# Start of Data listing
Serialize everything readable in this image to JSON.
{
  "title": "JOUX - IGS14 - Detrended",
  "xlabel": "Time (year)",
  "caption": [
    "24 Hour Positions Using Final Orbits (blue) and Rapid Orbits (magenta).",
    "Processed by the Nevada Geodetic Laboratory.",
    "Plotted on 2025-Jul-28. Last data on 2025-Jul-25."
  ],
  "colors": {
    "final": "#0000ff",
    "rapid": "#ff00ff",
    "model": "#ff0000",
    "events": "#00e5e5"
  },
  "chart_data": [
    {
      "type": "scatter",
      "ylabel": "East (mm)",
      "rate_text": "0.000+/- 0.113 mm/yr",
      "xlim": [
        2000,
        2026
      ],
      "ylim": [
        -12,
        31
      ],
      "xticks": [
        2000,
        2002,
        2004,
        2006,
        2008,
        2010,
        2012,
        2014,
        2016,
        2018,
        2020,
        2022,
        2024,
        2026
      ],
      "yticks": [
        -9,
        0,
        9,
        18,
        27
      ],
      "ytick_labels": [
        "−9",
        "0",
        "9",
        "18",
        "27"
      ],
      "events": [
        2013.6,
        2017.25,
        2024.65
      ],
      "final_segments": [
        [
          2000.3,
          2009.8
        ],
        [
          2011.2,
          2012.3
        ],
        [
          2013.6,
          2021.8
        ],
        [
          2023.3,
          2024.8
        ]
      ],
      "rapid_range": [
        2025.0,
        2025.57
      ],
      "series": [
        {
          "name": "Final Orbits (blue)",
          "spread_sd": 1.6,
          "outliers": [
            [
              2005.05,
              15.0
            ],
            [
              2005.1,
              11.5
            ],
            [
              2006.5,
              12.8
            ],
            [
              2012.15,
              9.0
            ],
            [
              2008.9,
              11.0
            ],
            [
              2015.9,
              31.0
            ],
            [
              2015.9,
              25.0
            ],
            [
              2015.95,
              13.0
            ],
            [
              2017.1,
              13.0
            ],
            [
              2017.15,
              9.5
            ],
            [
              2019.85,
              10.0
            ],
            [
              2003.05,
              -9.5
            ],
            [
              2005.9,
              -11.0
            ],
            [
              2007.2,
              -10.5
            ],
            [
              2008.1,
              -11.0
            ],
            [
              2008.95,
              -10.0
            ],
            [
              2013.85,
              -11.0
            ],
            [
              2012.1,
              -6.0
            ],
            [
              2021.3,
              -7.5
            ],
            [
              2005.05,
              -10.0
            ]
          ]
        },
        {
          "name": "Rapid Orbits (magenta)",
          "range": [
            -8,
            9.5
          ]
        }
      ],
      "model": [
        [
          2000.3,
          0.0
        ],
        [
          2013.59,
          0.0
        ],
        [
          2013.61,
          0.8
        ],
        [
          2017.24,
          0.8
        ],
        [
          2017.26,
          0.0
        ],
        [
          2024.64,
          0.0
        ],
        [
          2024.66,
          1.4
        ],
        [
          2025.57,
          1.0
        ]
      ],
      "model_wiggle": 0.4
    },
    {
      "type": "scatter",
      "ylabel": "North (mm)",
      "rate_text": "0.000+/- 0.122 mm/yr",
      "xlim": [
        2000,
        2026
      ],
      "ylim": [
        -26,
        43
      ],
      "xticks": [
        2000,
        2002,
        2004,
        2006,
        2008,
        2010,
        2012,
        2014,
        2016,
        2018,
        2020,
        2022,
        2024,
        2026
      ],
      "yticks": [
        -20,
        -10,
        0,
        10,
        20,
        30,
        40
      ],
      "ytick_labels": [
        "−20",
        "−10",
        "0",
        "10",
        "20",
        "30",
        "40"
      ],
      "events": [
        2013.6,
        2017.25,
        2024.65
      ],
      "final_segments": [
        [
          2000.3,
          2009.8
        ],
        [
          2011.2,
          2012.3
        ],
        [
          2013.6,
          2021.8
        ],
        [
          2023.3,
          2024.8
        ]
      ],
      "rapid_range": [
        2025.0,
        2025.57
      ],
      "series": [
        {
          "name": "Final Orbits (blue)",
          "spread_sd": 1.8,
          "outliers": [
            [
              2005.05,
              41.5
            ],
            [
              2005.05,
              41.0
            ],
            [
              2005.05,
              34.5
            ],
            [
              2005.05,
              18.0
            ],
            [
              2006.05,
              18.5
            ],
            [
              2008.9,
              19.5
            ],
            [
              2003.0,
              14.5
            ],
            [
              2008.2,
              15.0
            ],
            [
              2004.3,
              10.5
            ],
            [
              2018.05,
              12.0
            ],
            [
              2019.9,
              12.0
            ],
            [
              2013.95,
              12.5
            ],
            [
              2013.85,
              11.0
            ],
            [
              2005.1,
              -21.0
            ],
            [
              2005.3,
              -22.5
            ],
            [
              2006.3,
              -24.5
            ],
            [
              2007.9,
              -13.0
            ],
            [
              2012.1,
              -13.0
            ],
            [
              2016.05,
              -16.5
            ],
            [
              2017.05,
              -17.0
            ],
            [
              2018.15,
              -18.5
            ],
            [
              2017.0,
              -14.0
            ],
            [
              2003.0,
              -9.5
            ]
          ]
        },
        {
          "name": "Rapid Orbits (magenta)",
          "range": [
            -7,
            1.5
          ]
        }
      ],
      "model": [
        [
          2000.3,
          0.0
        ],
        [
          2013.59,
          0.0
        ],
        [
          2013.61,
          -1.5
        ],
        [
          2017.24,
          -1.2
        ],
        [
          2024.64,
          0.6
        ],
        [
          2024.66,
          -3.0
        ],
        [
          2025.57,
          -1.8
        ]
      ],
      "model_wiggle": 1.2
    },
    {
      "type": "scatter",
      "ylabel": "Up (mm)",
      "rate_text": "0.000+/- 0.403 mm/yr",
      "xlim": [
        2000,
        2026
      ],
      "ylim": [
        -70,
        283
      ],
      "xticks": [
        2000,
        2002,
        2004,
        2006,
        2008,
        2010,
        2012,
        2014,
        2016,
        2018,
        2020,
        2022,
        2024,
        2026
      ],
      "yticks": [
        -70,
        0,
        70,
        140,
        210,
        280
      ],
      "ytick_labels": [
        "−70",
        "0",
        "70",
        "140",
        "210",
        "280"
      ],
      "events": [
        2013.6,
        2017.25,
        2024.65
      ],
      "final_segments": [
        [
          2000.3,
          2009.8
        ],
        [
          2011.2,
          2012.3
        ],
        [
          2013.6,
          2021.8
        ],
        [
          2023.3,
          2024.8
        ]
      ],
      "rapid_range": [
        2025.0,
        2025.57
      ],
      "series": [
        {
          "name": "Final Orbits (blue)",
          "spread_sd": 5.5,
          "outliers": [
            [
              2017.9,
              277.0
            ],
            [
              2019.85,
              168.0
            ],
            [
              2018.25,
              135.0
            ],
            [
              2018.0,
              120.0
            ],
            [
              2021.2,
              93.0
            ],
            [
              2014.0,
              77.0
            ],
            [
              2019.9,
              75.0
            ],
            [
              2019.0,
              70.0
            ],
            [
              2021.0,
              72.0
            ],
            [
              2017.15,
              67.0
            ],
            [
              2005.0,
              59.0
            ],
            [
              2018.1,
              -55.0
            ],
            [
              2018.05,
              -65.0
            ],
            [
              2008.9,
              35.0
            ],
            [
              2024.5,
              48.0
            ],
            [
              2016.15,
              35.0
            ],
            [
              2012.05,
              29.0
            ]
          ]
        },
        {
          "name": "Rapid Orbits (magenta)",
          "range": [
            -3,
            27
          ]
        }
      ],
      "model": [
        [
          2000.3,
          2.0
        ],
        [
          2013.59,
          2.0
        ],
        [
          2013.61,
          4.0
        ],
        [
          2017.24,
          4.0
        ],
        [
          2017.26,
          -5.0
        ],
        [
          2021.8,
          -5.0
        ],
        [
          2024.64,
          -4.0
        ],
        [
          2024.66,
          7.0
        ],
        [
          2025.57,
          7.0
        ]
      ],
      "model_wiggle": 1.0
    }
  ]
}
# End of Data listing
Work required: The entries above must be returned exactly.

Output for this exercise:
Serialize everything readable in this image to JSON.
{
  "title": "JOUX - IGS14 - Detrended",
  "xlabel": "Time (year)",
  "caption": [
    "24 Hour Positions Using Final Orbits (blue) and Rapid Orbits (magenta).",
    "Processed by the Nevada Geodetic Laboratory.",
    "Plotted on 2025-Jul-28. Last data on 2025-Jul-25."
  ],
  "colors": {
    "final": "#0000ff",
    "rapid": "#ff00ff",
    "model": "#ff0000",
    "events": "#00e5e5"
  },
  "chart_data": [
    {
      "type": "scatter",
      "ylabel": "East (mm)",
      "rate_text": "0.000+/- 0.113 mm/yr",
      "xlim": [
        2000,
        2026
      ],
      "ylim": [
        -12,
        31
      ],
      "xticks": [
        2000,
        2002,
        2004,
        2006,
        2008,
        2010,
        2012,
        2014,
        2016,
        2018,
        2020,
        2022,
        2024,
        2026
      ],
      "yticks": [
        -9,
        0,
        9,
        18,
        27
      ],
      "ytick_labels": [
        "−9",
        "0",
        "9",
        "18",
        "27"
      ],
      "events": [
        2013.6,
        2017.25,
        2024.65
      ],
      "final_segments": [
        [
          2000.3,
          2009.8
        ],
        [
          2011.2,
          2012.3
        ],
        [
          2013.6,
          2021.8
        ],
        [
          2023.3,
          2024.8
        ]
      ],
      "rapid_range": [
        2025.0,
        2025.57
      ],
      "series": [
        {
          "name": "Final Orbits (blue)",
          "spread_sd": 1.6,
          "outliers": [
            [
              2005.05,
              15.0
            ],
            [
              2005.1,
              11.5
            ],
            [
              2006.5,
              12.8
            ],
            [
              2012.15,
              9.0
            ],
            [
              2008.9,
              11.0
            ],
            [
              2015.9,
              31.0
            ],
            [
              2015.9,
              25.0
            ],
            [
              2015.95,
              13.0
            ],
            [
              2017.1,
              13.0
            ],
            [
              2017.15,
              9.5
            ],
            [
              2019.85,
              10.0
            ],
            [
              2003.05,
              -9.5
            ],
            [
              2005.9,
              -11.0
            ],
            [
              2007.2,
              -10.5
            ],
            [
              2008.1,
              -11.0
            ],
            [
              2008.95,
              -10.0
            ],
            [
              2013.85,
              -11.0
            ],
            [
              2012.1,
              -6.0
            ],
            [
              2021.3,
              -7.5
            ],
            [
              2005.05,
              -10.0
            ]
          ]
        },
        {
          "name": "Rapid Orbits (magenta)",
          "range": [
            -8,
            9.5
          ]
        }
      ],
      "model": [
        [
          2000.3,
          0.0
        ],
        [
          2013.59,
          0.0
        ],
        [
          2013.61,
          0.8
        ],
        [
          2017.24,
          0.8
        ],
        [
          2017.26,
          0.0
        ],
        [
          2024.64,
          0.0
        ],
        [
          2024.66,
          1.4
        ],
        [
          2025.57,
          1.0
        ]
      ],
      "model_wiggle": 0.4
    },
    {
      "type": "scatter",
      "ylabel": "North (mm)",
      "rate_text": "0.000+/- 0.122 mm/yr",
      "xlim": [
        2000,
        2026
      ],
      "ylim": [
        -26,
        43
      ],
      "xticks": [
        2000,
        2002,
        2004,
        2006,
        2008,
        2010,
        2012,
        2014,
        2016,
        2018,
        2020,
        2022,
        2024,
        2026
      ],
      "yticks": [
        -20,
        -10,
        0,
        10,
        20,
        30,
        40
      ],
      "ytick_labels": [
        "−20",
        "−10",
        "0",
        "10",
        "20",
        "30",
        "40"
      ],
      "events": [
        2013.6,
        2017.25,
        2024.65
      ],
      "final_segments": [
        [
          2000.3,
          2009.8
        ],
        [
          2011.2,
          2012.3
        ],
        [
          2013.6,
          2021.8
        ],
        [
          2023.3,
          2024.8
        ]
      ],
      "rapid_range": [
        2025.0,
        2025.57
      ],
      "series": [
        {
          "name": "Final Orbits (blue)",
          "spread_sd": 1.8,
          "outliers": [
            [
              2005.05,
              41.5
            ],
            [
              2005.05,
              41.0
            ],
            [
              2005.05,
              34.5
            ],
            [
              2005.05,
              18.0
            ],
            [
              2006.05,
              18.5
            ],
            [
              2008.9,
              19.5
            ],
            [
              2003.0,
              14.5
            ],
            [
              2008.2,
              15.0
            ],
            [
              2004.3,
              10.5
            ],
            [
              2018.05,
              12.0
            ],
            [
              2019.9,
              12.0
            ],
            [
              2013.95,
              12.5
            ],
            [
              2013.85,
              11.0
            ],
            [
              2005.1,
              -21.0
            ],
            [
              2005.3,
              -22.5
            ],
            [
              2006.3,
              -24.5
            ],
            [
              2007.9,
              -13.0
            ],
            [
              2012.1,
              -13.0
            ],
            [
              2016.05,
              -16.5
            ],
            [
              2017.05,
              -17.0
            ],
            [
              2018.15,
              -18.5
            ],
            [
              2017.0,
              -14.0
            ],
            [
              2003.0,
              -9.5
            ]
          ]
        },
        {
          "name": "Rapid Orbits (magenta)",
          "range": [
            -7,
            1.5
          ]
        }
      ],
      "model": [
        [
          2000.3,
          0.0
        ],
        [
          2013.59,
          0.0
        ],
        [
          2013.61,
          -1.5
        ],
        [
          2017.24,
          -1.2
        ],
        [
          2024.64,
          0.6
        ],
        [
          2024.66,
          -3.0
        ],
        [
          2025.57,
          -1.8
        ]
      ],
      "model_wiggle": 1.2
    },
    {
      "type": "scatter",
      "ylabel": "Up (mm)",
      "rate_text": "0.000+/- 0.403 mm/yr",
      "xlim": [
        2000,
        2026
      ],
      "ylim": [
        -70,
        283
      ],
      "xticks": [
        2000,
        2002,
        2004,
        2006,
        2008,
        2010,
        2012,
        2014,
        2016,
        2018,
        2020,
        2022,
        2024,
        2026
      ],
      "yticks": [
        -70,
        0,
        70,
        140,
        210,
        280
      ],
      "ytick_labels": [
        "−70",
        "0",
        "70",
        "140",
        "210",
        "280"
      ],
      "events": [
        2013.6,
        2017.25,
        2024.65
      ],
      "final_segments": [
        [
          2000.3,
          2009.8
        ],
        [
          2011.2,
          2012.3
        ],
        [
          2013.6,
          2021.8
        ],
        [
          2023.3,
          2024.8
        ]
      ],
      "rapid_range": [
        2025.0,
        2025.57
      ],
      "series": [
        {
          "name": "Final Orbits (blue)",
          "spread_sd": 5.5,
          "outliers": [
            [
              2017.9,
              277.0
            ],
            [
              2019.85,
              168.0
            ],
            [
              2018.25,
              135.0
            ],
            [
              2018.0,
              120.0
            ],
            [
              2021.2,
              93.0
            ],
            [
              2014.0,
              77.0
            ],
            [
              2019.9,
              75.0
            ],
            [
              2019.0,
              70.0
            ],
            [
              2021.0,
              72.0
            ],
            [
              2017.15,
              67.0
            ],
            [
              2005.0,
              59.0
            ],
            [
              2018.1,
              -55.0
            ],
            [
              2018.05,
              -65.0
            ],
            [
              2008.9,
              35.0
            ],
            [
              2024.5,
              48.0
            ],
            [
              2016.15,
              35.0
            ],
            [
              2012.05,
              29.0
            ]
          ]
        },
        {
          "name": "Rapid Orbits (magenta)",
          "range": [
            -3,
            27
          ]
        }
      ],
      "model": [
        [
          2000.3,
          2.0
        ],
        [
          2013.59,
          2.0
        ],
        [
          2013.61,
          4.0
        ],
        [
          2017.24,
          4.0
        ],
        [
          2017.26,
          -5.0
        ],
        [
          2021.8,
          -5.0
        ],
        [
          2024.64,
          -4.0
        ],
        [
          2024.66,
          7.0
        ],
        [
          2025.57,
          7.0
        ]
      ],
      "model_wiggle": 1.0
    }
  ]
}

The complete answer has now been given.